*Short task*:
Search the listing below for "Zielgruppe". Copy each matching line.

*Provided data*:
+--
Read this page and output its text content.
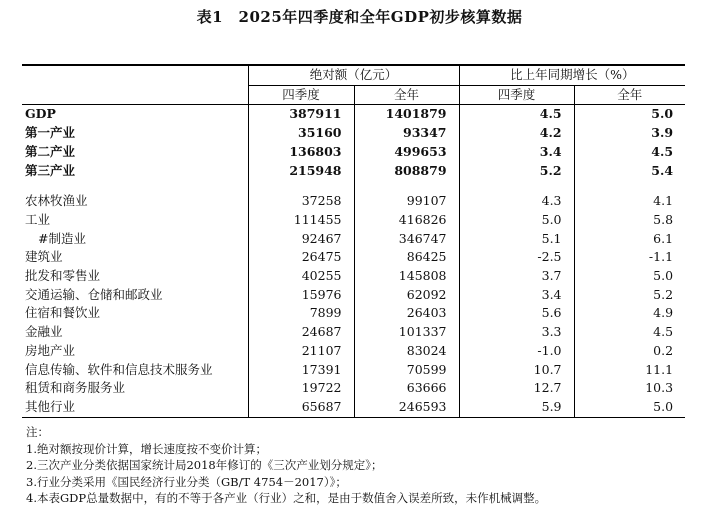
表1　2025年四季度和全年GDP初步核算数据
	绝对额（亿元）		比上年同期增长（%）	
	四季度	全年	四季度	全年
GDP	387911	1401879	4.5	5.0
第一产业	35160	93347	4.2	3.9
第二产业	136803	499653	3.4	4.5
第三产业	215948	808879	5.2	5.4

农林牧渔业	37258	99107	4.3	4.1
工业	111455	416826	5.0	5.8
#制造业	92467	346747	5.1	6.1
建筑业	26475	86425	-2.5	-1.1
批发和零售业	40255	145808	3.7	5.0
交通运输、仓储和邮政业	15976	62092	3.4	5.2
住宿和餐饮业	7899	26403	5.6	4.9
金融业	24687	101337	3.3	4.5
房地产业	21107	83024	-1.0	0.2
信息传输、软件和信息技术服务业	17391	70599	10.7	11.1
租赁和商务服务业	19722	63666	12.7	10.3
其他行业	65687	246593	5.9	5.0
注：
1.绝对额按现价计算，增长速度按不变价计算；
2.三次产业分类依据国家统计局2018年修订的《三次产业划分规定》；
3.行业分类采用《国民经济行业分类（GB/T 4754－2017）》；
4.本表GDP总量数据中，有的不等于各产业（行业）之和，是由于数值舍入误差所致，未作机械调整。
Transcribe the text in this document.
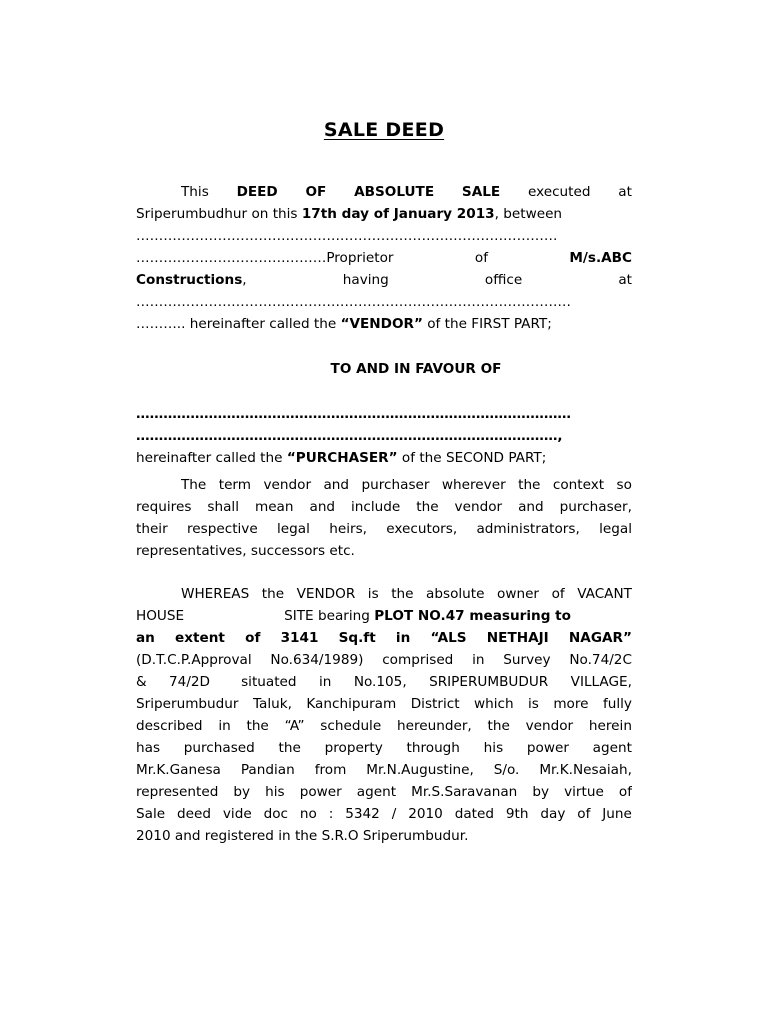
SALE DEED
This DEED OF ABSOLUTE SALE executed at
Sriperumbudhur on this 17th day of January 2013, between
…………………………………………………………………………………
……………………………………Proprietor	of	M/s.ABC
Constructions,	having	office	at
……………………………………………………………………………………
……….. hereinafter called the “VENDOR” of the FIRST PART;
TO AND IN FAVOUR OF
……………………………………………………………………………………
…………………………………………………………………………………,
hereinafter called the “PURCHASER” of the SECOND PART;
The term vendor and purchaser wherever the context so
requires shall mean and include the vendor and purchaser,
their respective legal heirs, executors, administrators, legal
representatives, successors etc.
WHEREAS the VENDOR is the absolute owner of VACANT
HOUSE	SITE bearing PLOT NO.47 measuring to
an extent of 3141 Sq.ft in “ALS NETHAJI NAGAR”
(D.T.C.P.Approval No.634/1989) comprised in Survey No.74/2C
& 74/2D situated in No.105, SRIPERUMBUDUR VILLAGE,
Sriperumbudur Taluk, Kanchipuram District which is more fully
described in the “A” schedule hereunder, the vendor herein
has purchased the property through his power agent
Mr.K.Ganesa Pandian from Mr.N.Augustine, S/o. Mr.K.Nesaiah,
represented by his power agent Mr.S.Saravanan by virtue of
Sale deed vide doc no : 5342 / 2010 dated 9th day of June
2010 and registered in the S.R.O Sriperumbudur.
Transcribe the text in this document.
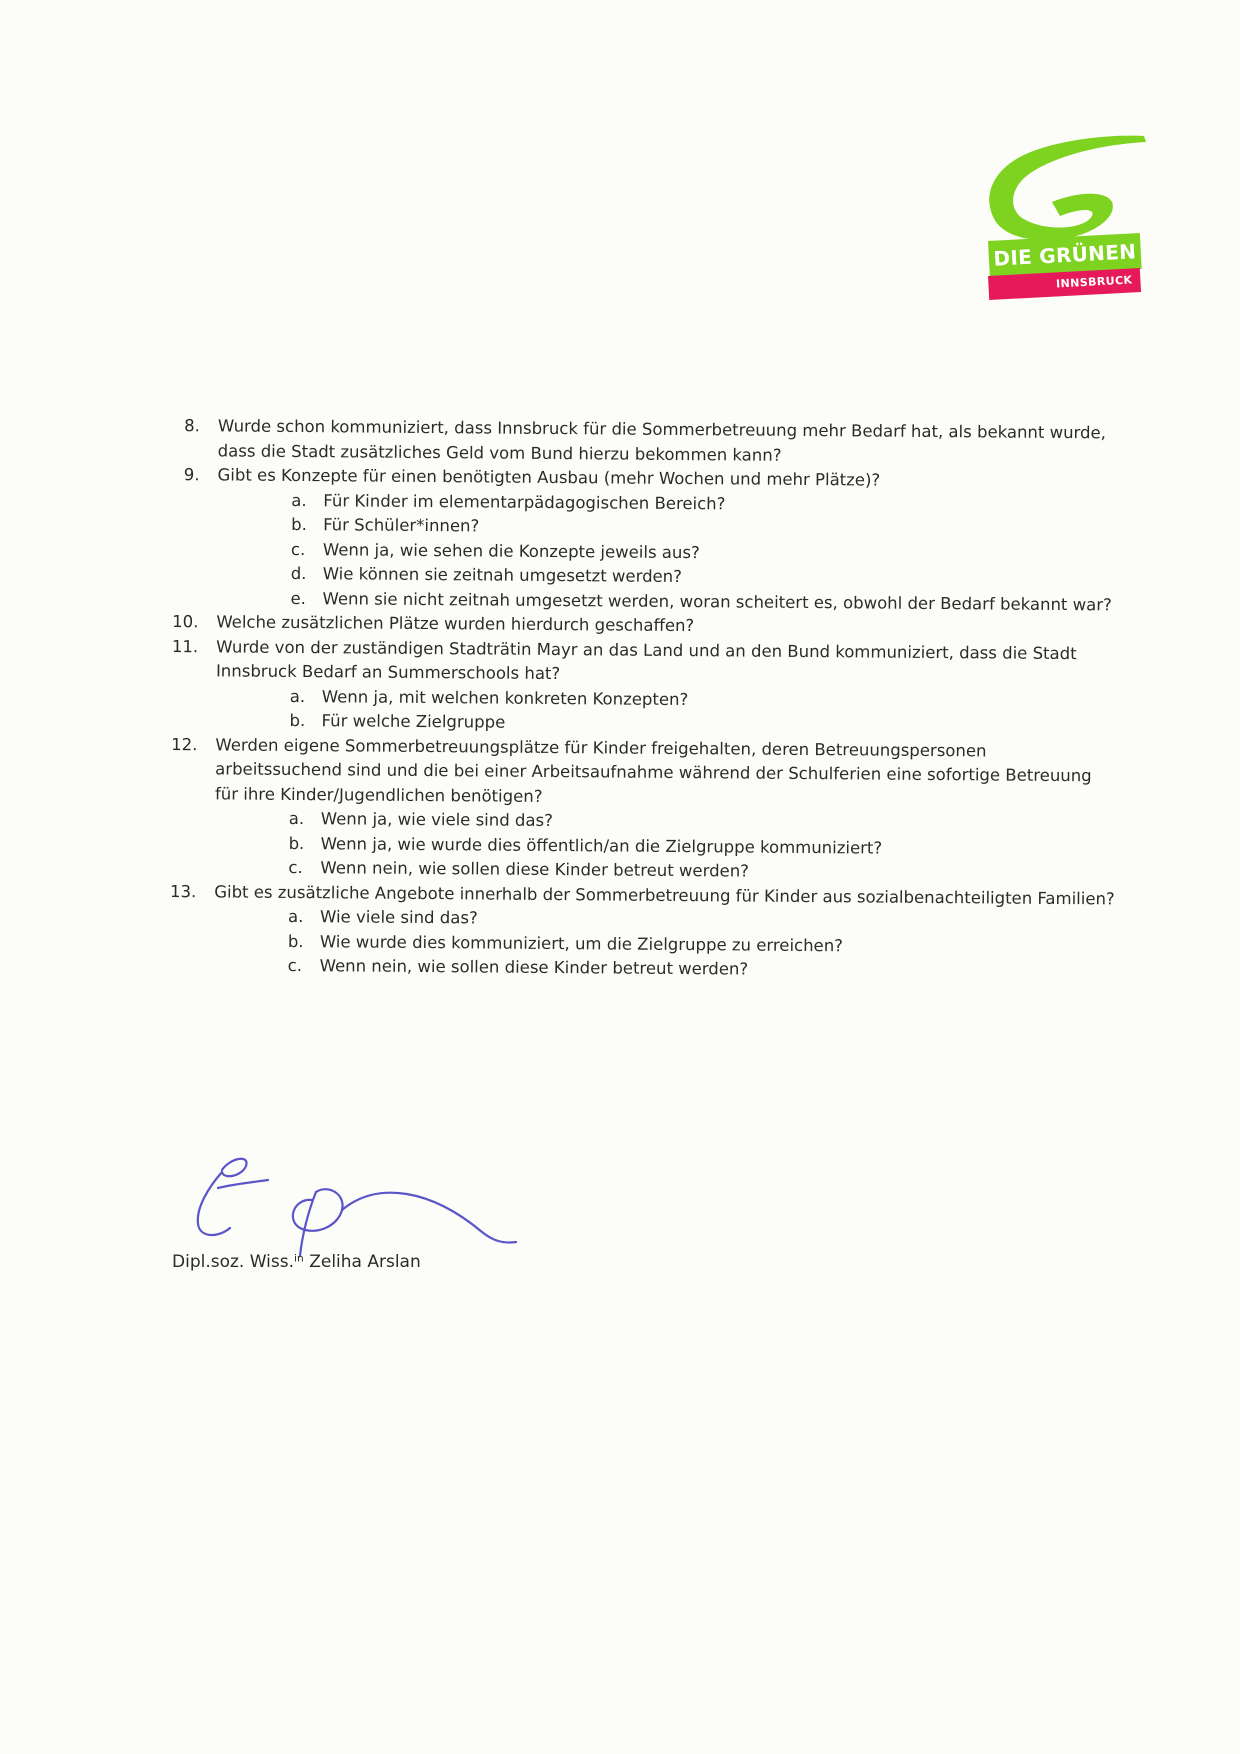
DIE GRÜNEN
INNSBRUCK
8.	Wurde schon kommuniziert, dass Innsbruck für die Sommerbetreuung mehr Bedarf hat, als bekannt wurde, dass die Stadt zusätzliches Geld vom Bund hierzu bekommen kann?
9.	Gibt es Konzepte für einen benötigten Ausbau (mehr Wochen und mehr Plätze)?
a. Für Kinder im elementarpädagogischen Bereich?
b. Für Schüler*innen?
c. Wenn ja, wie sehen die Konzepte jeweils aus?
d. Wie können sie zeitnah umgesetzt werden?
e. Wenn sie nicht zeitnah umgesetzt werden, woran scheitert es, obwohl der Bedarf bekannt war?
10.	Welche zusätzlichen Plätze wurden hierdurch geschaffen?
11.	Wurde von der zuständigen Stadträtin Mayr an das Land und an den Bund kommuniziert, dass die Stadt Innsbruck Bedarf an Summerschools hat?
a. Wenn ja, mit welchen konkreten Konzepten?
b. Für welche Zielgruppe
12.	Werden eigene Sommerbetreuungsplätze für Kinder freigehalten, deren Betreuungspersonen arbeitssuchend sind und die bei einer Arbeitsaufnahme während der Schulferien eine sofortige Betreuung für ihre Kinder/Jugendlichen benötigen?
a. Wenn ja, wie viele sind das?
b. Wenn ja, wie wurde dies öffentlich/an die Zielgruppe kommuniziert?
c. Wenn nein, wie sollen diese Kinder betreut werden?
13.	Gibt es zusätzliche Angebote innerhalb der Sommerbetreuung für Kinder aus sozialbenachteiligten Familien?
a. Wie viele sind das?
b. Wie wurde dies kommuniziert, um die Zielgruppe zu erreichen?
c. Wenn nein, wie sollen diese Kinder betreut werden?
Dipl.soz. Wiss.ⁱⁿ Zeliha Arslan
+--
*Result for this exercise*:
b. Für welche Zielgruppe
b. Wenn ja, wie wurde dies öffentlich/an die Zielgruppe kommuniziert?
b. Wie wurde dies kommuniziert, um die Zielgruppe zu erreichen?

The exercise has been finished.